* _Written request_: Could you copy every line from the material below in which "сотый" appears?

* _Raw data_:
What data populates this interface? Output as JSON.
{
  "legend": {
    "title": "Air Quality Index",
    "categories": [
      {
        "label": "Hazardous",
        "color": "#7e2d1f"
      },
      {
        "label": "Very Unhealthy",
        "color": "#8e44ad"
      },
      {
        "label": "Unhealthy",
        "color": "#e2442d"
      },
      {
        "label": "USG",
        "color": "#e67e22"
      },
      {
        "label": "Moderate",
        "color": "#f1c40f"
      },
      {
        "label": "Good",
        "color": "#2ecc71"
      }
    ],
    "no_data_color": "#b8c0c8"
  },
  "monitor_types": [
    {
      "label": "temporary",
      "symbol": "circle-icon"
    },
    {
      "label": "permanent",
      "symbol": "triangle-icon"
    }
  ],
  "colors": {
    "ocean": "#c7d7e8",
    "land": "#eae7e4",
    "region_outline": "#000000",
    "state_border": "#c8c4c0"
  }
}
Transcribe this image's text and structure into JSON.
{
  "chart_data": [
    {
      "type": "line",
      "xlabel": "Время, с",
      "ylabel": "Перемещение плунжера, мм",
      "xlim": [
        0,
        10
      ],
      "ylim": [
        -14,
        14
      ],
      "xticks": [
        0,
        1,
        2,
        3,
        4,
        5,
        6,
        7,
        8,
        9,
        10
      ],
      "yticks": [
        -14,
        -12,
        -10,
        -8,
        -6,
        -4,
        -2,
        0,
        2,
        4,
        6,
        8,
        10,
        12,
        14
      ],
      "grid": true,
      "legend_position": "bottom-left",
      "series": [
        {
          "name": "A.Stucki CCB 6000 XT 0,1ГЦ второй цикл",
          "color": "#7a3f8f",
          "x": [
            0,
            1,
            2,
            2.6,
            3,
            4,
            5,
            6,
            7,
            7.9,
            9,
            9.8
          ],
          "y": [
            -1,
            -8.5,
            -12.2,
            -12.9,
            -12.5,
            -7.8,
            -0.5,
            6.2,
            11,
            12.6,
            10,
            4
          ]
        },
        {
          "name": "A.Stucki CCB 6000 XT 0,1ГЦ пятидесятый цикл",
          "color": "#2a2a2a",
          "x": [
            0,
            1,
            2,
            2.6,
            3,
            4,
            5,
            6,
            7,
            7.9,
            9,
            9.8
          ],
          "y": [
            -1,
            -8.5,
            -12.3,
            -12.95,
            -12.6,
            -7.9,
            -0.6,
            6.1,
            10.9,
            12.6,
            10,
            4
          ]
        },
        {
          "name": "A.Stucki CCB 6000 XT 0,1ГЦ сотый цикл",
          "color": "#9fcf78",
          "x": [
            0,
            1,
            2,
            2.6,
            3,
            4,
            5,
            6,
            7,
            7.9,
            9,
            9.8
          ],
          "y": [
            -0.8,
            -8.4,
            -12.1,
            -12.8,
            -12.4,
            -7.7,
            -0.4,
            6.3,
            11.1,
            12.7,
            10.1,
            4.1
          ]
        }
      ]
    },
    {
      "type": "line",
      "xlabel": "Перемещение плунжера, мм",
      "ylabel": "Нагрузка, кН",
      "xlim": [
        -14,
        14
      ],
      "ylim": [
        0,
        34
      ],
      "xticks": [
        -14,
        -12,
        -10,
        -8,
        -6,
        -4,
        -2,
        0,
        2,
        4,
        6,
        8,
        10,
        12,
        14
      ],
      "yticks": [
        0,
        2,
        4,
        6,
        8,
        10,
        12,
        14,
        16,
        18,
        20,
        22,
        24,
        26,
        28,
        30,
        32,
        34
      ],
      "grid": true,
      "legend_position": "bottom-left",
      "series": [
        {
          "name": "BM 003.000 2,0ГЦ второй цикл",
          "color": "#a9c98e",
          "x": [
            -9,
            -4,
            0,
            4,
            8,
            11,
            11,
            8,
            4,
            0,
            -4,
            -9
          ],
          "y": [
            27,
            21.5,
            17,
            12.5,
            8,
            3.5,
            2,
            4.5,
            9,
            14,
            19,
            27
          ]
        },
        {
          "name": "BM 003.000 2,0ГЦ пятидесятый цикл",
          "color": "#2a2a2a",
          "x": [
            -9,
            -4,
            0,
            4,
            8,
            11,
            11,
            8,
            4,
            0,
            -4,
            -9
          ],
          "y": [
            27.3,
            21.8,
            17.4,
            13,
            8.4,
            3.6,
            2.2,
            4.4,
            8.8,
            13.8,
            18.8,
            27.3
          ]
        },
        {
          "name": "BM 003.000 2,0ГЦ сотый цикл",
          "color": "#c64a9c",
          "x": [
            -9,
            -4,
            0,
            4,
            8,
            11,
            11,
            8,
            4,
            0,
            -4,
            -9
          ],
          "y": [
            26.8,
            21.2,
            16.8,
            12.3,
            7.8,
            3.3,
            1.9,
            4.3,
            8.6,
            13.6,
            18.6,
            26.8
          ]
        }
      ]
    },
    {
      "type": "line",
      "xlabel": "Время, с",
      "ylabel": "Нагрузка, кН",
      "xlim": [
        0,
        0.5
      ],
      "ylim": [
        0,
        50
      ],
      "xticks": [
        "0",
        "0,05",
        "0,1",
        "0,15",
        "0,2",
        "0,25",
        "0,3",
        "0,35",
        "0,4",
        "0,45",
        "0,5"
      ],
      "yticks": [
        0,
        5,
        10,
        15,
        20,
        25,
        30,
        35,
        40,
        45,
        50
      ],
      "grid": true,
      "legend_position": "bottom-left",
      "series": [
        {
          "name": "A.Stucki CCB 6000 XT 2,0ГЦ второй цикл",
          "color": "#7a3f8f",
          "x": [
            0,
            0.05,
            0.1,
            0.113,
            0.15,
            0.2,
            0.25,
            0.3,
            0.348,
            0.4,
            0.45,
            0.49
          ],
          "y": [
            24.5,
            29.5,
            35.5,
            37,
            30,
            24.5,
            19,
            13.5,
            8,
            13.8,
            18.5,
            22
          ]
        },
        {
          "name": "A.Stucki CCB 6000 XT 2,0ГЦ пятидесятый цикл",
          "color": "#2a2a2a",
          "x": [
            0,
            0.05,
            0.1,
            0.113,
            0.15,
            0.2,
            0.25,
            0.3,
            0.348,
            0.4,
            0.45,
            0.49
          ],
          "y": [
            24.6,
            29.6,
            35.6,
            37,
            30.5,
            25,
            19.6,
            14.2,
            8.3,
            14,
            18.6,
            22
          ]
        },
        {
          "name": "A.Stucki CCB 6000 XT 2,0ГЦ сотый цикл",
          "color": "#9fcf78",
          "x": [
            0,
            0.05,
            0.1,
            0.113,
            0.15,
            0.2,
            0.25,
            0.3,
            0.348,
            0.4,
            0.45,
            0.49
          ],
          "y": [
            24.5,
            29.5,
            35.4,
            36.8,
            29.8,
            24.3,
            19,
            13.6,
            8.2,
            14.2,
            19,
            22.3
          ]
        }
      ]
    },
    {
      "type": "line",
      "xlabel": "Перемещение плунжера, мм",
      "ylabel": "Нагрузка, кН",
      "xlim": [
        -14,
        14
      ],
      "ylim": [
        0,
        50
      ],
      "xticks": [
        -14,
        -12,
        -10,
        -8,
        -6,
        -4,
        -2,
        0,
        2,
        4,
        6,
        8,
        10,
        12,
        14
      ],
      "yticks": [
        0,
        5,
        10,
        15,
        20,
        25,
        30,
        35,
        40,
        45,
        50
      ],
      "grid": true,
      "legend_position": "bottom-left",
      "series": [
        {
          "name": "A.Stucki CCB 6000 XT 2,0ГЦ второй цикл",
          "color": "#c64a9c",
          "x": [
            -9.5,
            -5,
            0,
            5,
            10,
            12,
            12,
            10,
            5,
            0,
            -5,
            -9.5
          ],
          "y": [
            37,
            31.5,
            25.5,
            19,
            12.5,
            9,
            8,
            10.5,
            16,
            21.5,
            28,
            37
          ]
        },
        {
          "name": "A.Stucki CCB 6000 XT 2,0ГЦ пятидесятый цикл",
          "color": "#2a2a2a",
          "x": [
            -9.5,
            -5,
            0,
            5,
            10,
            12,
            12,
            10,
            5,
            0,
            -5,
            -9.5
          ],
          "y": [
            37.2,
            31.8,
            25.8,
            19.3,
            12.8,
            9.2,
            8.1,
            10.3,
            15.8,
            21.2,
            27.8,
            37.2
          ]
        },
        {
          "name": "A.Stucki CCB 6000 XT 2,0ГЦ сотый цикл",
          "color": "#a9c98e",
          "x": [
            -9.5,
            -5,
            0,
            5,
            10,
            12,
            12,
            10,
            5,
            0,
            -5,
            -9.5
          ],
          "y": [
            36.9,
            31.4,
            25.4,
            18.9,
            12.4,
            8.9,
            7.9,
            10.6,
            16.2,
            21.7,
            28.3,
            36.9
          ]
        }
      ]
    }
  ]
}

* _Written solution_:
          "name": "A.Stucki CCB 6000 XT 0,1ГЦ сотый цикл",
          "name": "BM 003.000 2,0ГЦ сотый цикл",
          "name": "A.Stucki CCB 6000 XT 2,0ГЦ сотый цикл",
          "name": "A.Stucki CCB 6000 XT 2,0ГЦ сотый цикл",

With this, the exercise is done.